**TASK OBJECTIVE:** Note each line of the listing that contains the string "отчетном", and copy it.

**DATA EXTRACT:**
━━━━━━━━━━━━━━━━━━━━━━━━━━━━━━

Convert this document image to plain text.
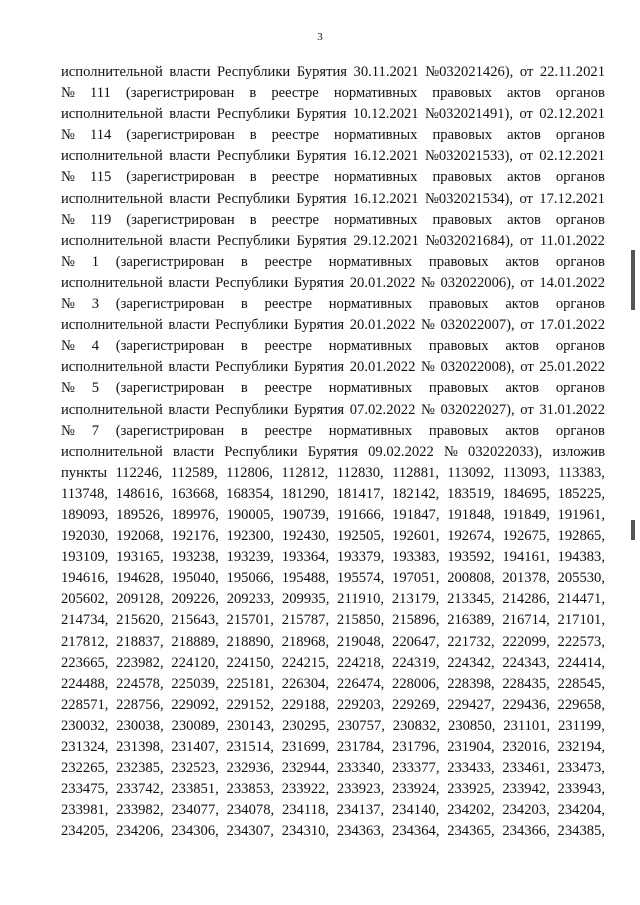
3
исполнительной власти Республики Бурятия 30.11.2021 №032021426), от 22.11.2021
№ 111 (зарегистрирован в реестре нормативных правовых актов органов
исполнительной власти Республики Бурятия 10.12.2021 №032021491), от 02.12.2021
№ 114 (зарегистрирован в реестре нормативных правовых актов органов
исполнительной власти Республики Бурятия 16.12.2021 №032021533), от 02.12.2021
№ 115 (зарегистрирован в реестре нормативных правовых актов органов
исполнительной власти Республики Бурятия 16.12.2021 №032021534), от 17.12.2021
№ 119 (зарегистрирован в реестре нормативных правовых актов органов
исполнительной власти Республики Бурятия 29.12.2021 №032021684), от 11.01.2022
№ 1 (зарегистрирован в реестре нормативных правовых актов органов
исполнительной власти Республики Бурятия 20.01.2022 № 032022006), от 14.01.2022
№ 3 (зарегистрирован в реестре нормативных правовых актов органов
исполнительной власти Республики Бурятия 20.01.2022 № 032022007), от 17.01.2022
№ 4 (зарегистрирован в реестре нормативных правовых актов органов
исполнительной власти Республики Бурятия 20.01.2022 № 032022008), от 25.01.2022
№ 5 (зарегистрирован в реестре нормативных правовых актов органов
исполнительной власти Республики Бурятия 07.02.2022 № 032022027), от 31.01.2022
№ 7 (зарегистрирован в реестре нормативных правовых актов органов
исполнительной власти Республики Бурятия 09.02.2022 № 032022033), изложив
пункты 112246, 112589, 112806, 112812, 112830, 112881, 113092, 113093, 113383,
113748, 148616, 163668, 168354, 181290, 181417, 182142, 183519, 184695, 185225,
189093, 189526, 189976, 190005, 190739, 191666, 191847, 191848, 191849, 191961,
192030, 192068, 192176, 192300, 192430, 192505, 192601, 192674, 192675, 192865,
193109, 193165, 193238, 193239, 193364, 193379, 193383, 193592, 194161, 194383,
194616, 194628, 195040, 195066, 195488, 195574, 197051, 200808, 201378, 205530,
205602, 209128, 209226, 209233, 209935, 211910, 213179, 213345, 214286, 214471,
214734, 215620, 215643, 215701, 215787, 215850, 215896, 216389, 216714, 217101,
217812, 218837, 218889, 218890, 218968, 219048, 220647, 221732, 222099, 222573,
223665, 223982, 224120, 224150, 224215, 224218, 224319, 224342, 224343, 224414,
224488, 224578, 225039, 225181, 226304, 226474, 228006, 228398, 228435, 228545,
228571, 228756, 229092, 229152, 229188, 229203, 229269, 229427, 229436, 229658,
230032, 230038, 230089, 230143, 230295, 230757, 230832, 230850, 231101, 231199,
231324, 231398, 231407, 231514, 231699, 231784, 231796, 231904, 232016, 232194,
232265, 232385, 232523, 232936, 232944, 233340, 233377, 233433, 233461, 233473,
233475, 233742, 233851, 233853, 233922, 233923, 233924, 233925, 233942, 233943,
233981, 233982, 234077, 234078, 234118, 234137, 234140, 234202, 234203, 234204,
234205, 234206, 234306, 234307, 234310, 234363, 234364, 234365, 234366, 234385,
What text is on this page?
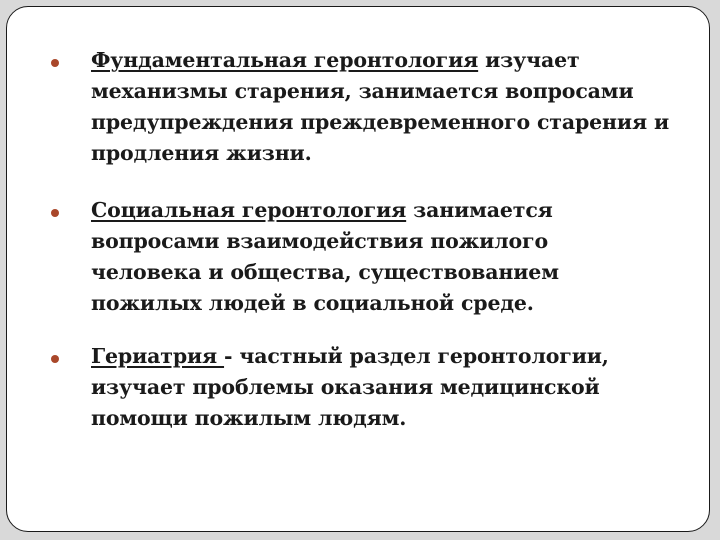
Фундаментальная геронтология изучает механизмы старения, занимается вопросами предупреждения преждевременного старения и продления жизни.
Социальная геронтология занимается вопросами взаимодействия пожилого человека и общества, существованием пожилых людей в социальной среде.
Гериатрия - частный раздел геронтологии, изучает проблемы оказания медицинской помощи пожилым людям.
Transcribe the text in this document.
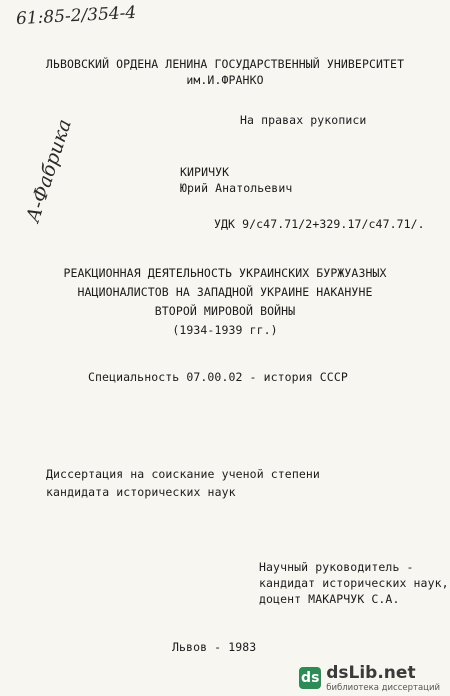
61:85-2/354-4
ЛЬВОВСКИЙ ОРДЕНА ЛЕНИНА ГОСУДАРСТВЕННЫЙ УНИВЕРСИТЕТ
им.И.ФРАНКО
На правах рукописи
А-Фабрика	КИРИЧУК
Юрий Анатольевич
УДК 9/с47.71/2+329.17/с47.71/.
РЕАКЦИОННАЯ ДЕЯТЕЛЬНОСТЬ УКРАИНСКИХ БУРЖУАЗНЫХ
НАЦИОНАЛИСТОВ НА ЗАПАДНОЙ УКРАИНЕ НАКАНУНЕ
ВТОРОЙ МИРОВОЙ ВОЙНЫ
(1934-1939 гг.)
Специальность 07.00.02 - история СССР
Диссертация на соискание ученой степени
кандидата исторических наук
Научный руководитель -
кандидат исторических наук,
доцент МАКАРЧУК С.А.
Львов - 1983
ds dsLib.net
библиотека диссертаций
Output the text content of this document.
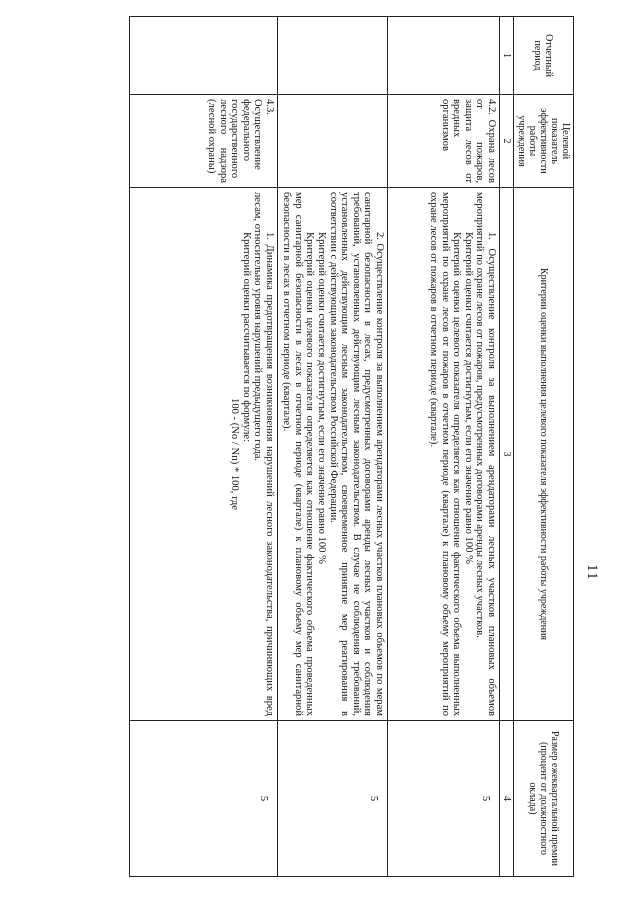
11
Отчетный период	Целевой показатель эффективности работы учреждения	Критерии оценки выполнения целевого показателя эффективности работы учреждения	Размер ежеквартальной премии (процент от должностного оклада)
1	2	3	4
	4.2. Охрана лесов от пожаров, защита лесов от вредных организмов	1. Осуществление контроля за выполнением арендаторами лесных участков плановых объемов мероприятий по охране лесов от пожаров, предусмотренных договорами аренды лесных участков.

Критерий оценки считается достигнутым, если его значение равно 100 %

Критерий оценки целевого показателя определяется как отношение фактического объема выполненных мероприятий по охране лесов от пожаров в отчетном периоде (квартале) к плановому объему мероприятий по охране лесов от пожаров в отчетном периоде (квартале).	5

		2. Осуществление контроля за выполнением арендаторами лесных участков плановых объемов по мерам санитарной безопасности в лесах, предусмотренных договорами аренды лесных участков и соблюдения требований, установленных действующим лесным законодательством. В случае не соблюдения требований, установленных действующим лесным законодательством, своевременное принятие мер реагирования в соответствии с действующим законодательством Российской Федерации.

Критерий оценки считается достигнутым, если его значение равно 100 %

Критерий оценки целевого показателя определяется как отношение фактического объема проведенных мер санитарной безопасности в лесах в отчетном периоде (квартале) к плановому объему мер санитарной безопасности в лесах в отчетном периоде (квартале).	5
	4.3. Осуществление федерального государственного лесного надзора (лесной охраны)	1. Динамика предотвращения возникновения нарушений лесного законодательства, причиняющих вред лесам, относительно уровня нарушений предыдущего года.

Критерий оценки рассчитывается по формуле:

100 - (Nо / Nп) * 100, где	5
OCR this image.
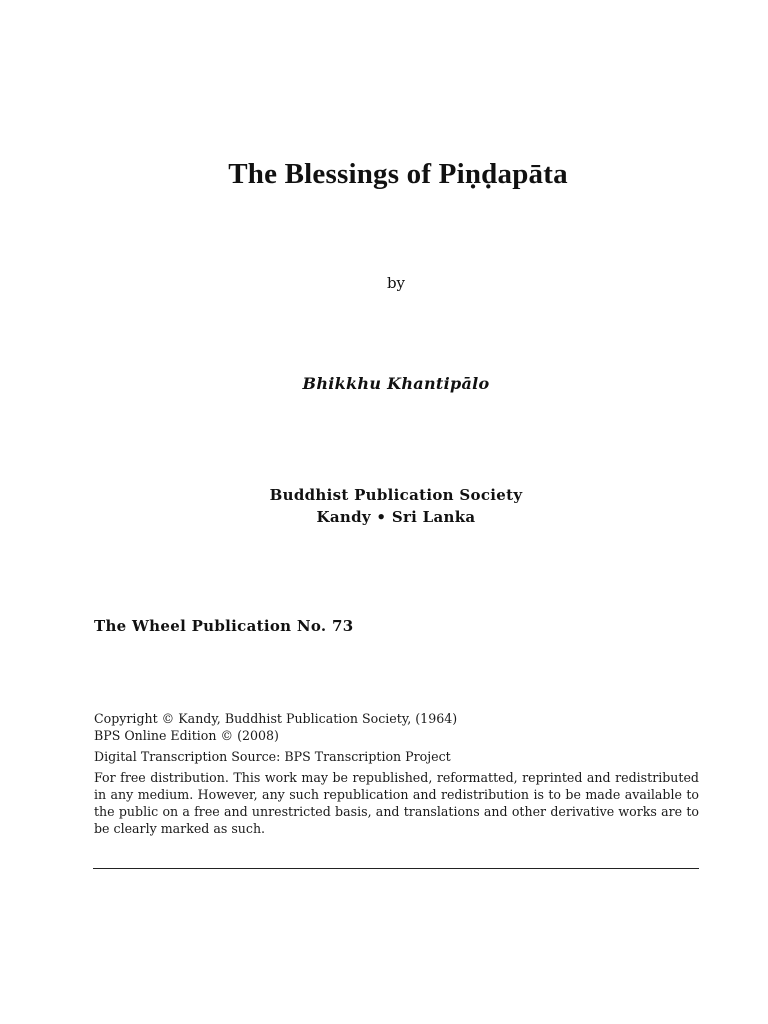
The Blessings of Piṇḍapāta
by
Bhikkhu Khantipālo
Buddhist Publication Society
Kandy • Sri Lanka
The Wheel Publication No. 73

Copyright © Kandy, Buddhist Publication Society, (1964)

BPS Online Edition © (2008)

Digital Transcription Source: BPS Transcription Project

For free distribution. This work may be republished, reformatted, reprinted and redistributed in any medium. However, any such republication and redistribution is to be made available to the public on a free and unrestricted basis, and translations and other derivative works are to be clearly marked as such.
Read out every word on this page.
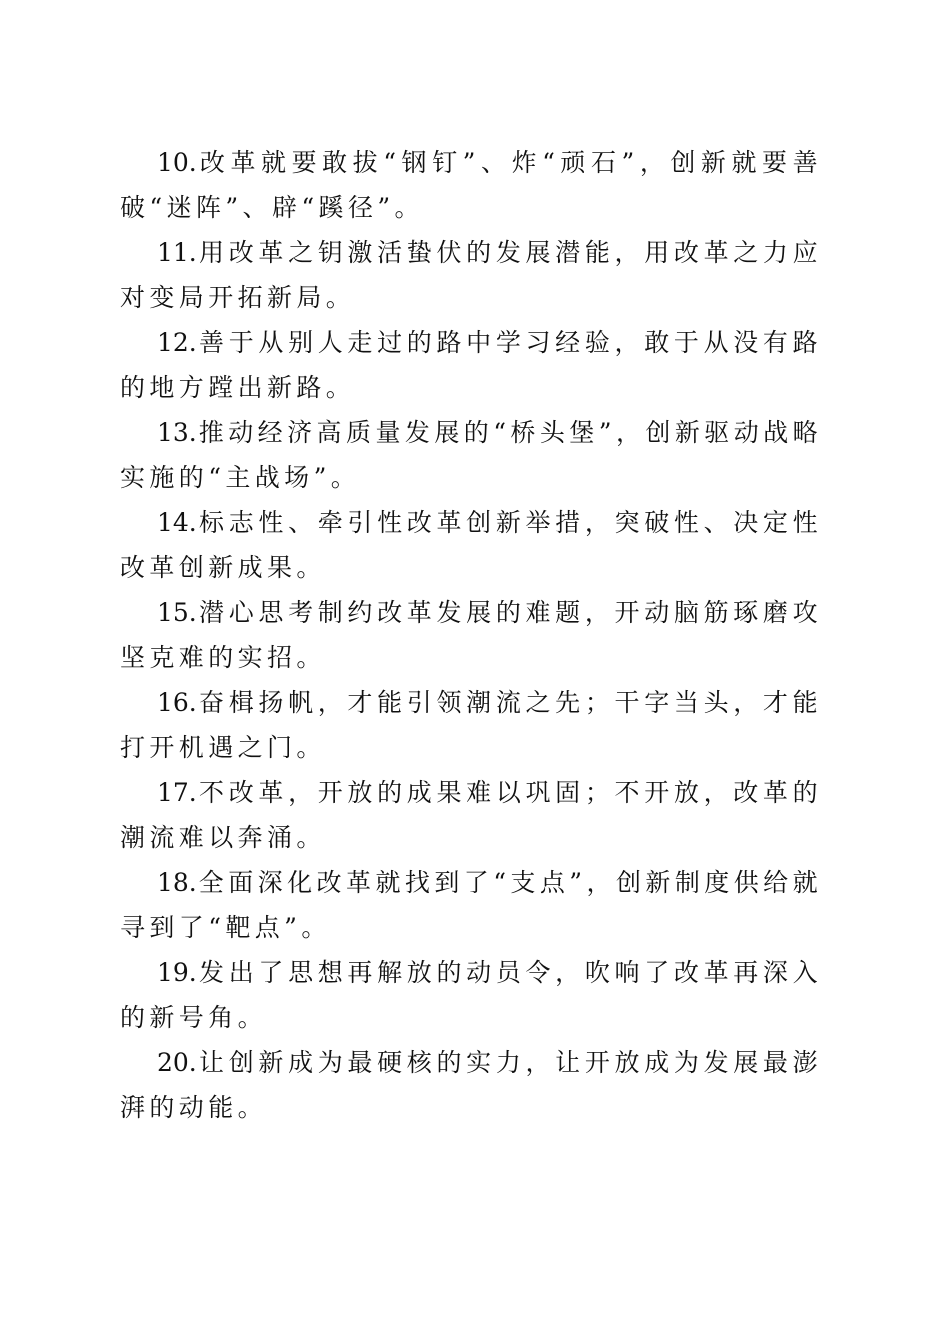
10.改革就要敢拔“钢钉”、炸“顽石”，创新就要善破“迷阵”、辟“蹊径”。

11.用改革之钥激活蛰伏的发展潜能，用改革之力应对变局开拓新局。

12.善于从别人走过的路中学习经验，敢于从没有路的地方蹚出新路。

13.推动经济高质量发展的“桥头堡”，创新驱动战略实施的“主战场”。

14.标志性、牵引性改革创新举措，突破性、决定性改革创新成果。

15.潜心思考制约改革发展的难题，开动脑筋琢磨攻坚克难的实招。

16.奋楫扬帆，才能引领潮流之先；干字当头，才能打开机遇之门。

17.不改革，开放的成果难以巩固；不开放，改革的潮流难以奔涌。

18.全面深化改革就找到了“支点”，创新制度供给就寻到了“靶点”。

19.发出了思想再解放的动员令，吹响了改革再深入的新号角。

20.让创新成为最硬核的实力，让开放成为发展最澎湃的动能。
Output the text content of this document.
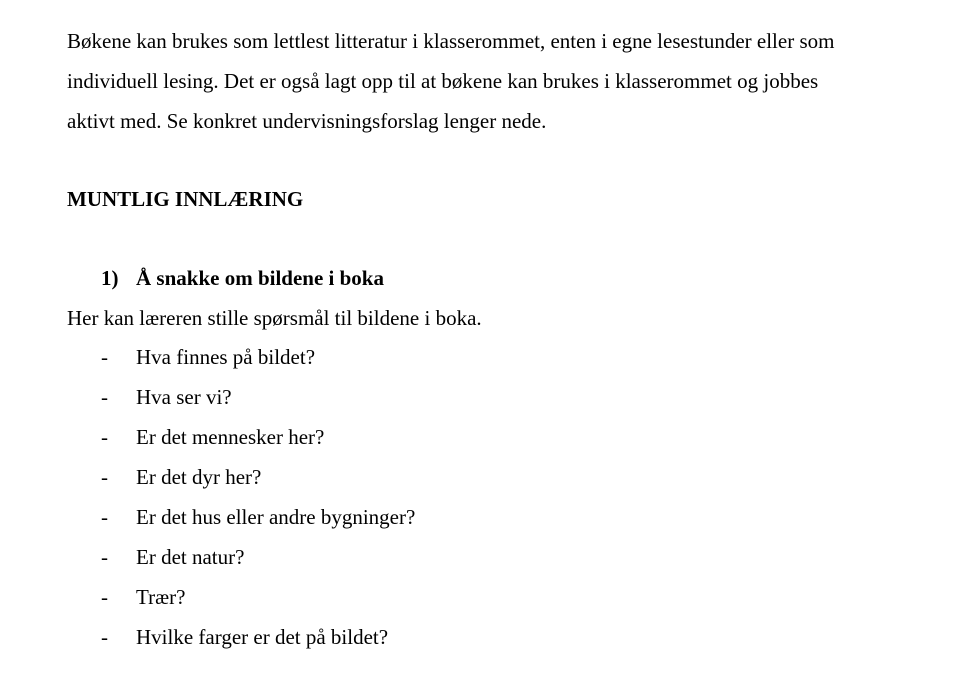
Bøkene kan brukes som lettlest litteratur i klasserommet, enten i egne lesestunder eller som
individuell lesing. Det er også lagt opp til at bøkene kan brukes i klasserommet og jobbes
aktivt med. Se konkret undervisningsforslag lenger nede.

MUNTLIG INNLÆRING
1) Å snakke om bildene i boka

Her kan læreren stille spørsmål til bildene i boka.

- Hva finnes på bildet?
- Hva ser vi?
- Er det mennesker her?
- Er det dyr her?
- Er det hus eller andre bygninger?
- Er det natur?
- Trær?
- Hvilke farger er det på bildet?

━━━━━━━━━━━━━━━━━━━━━━━━━━━━━━

**RESULT:**
Критерий оценки целевого показателя определяется как отношение фактического объема выполненных мероприятий по охране лесов от пожаров в отчетном периоде (квартале) к плановому объему мероприятий по охране лесов от пожаров в отчетном периоде (квартале).	5
Критерий оценки целевого показателя определяется как отношение фактического объема проведенных мер санитарной безопасности в лесах в отчетном периоде (квартале) к плановому объему мер санитарной безопасности в лесах в отчетном периоде (квартале).	5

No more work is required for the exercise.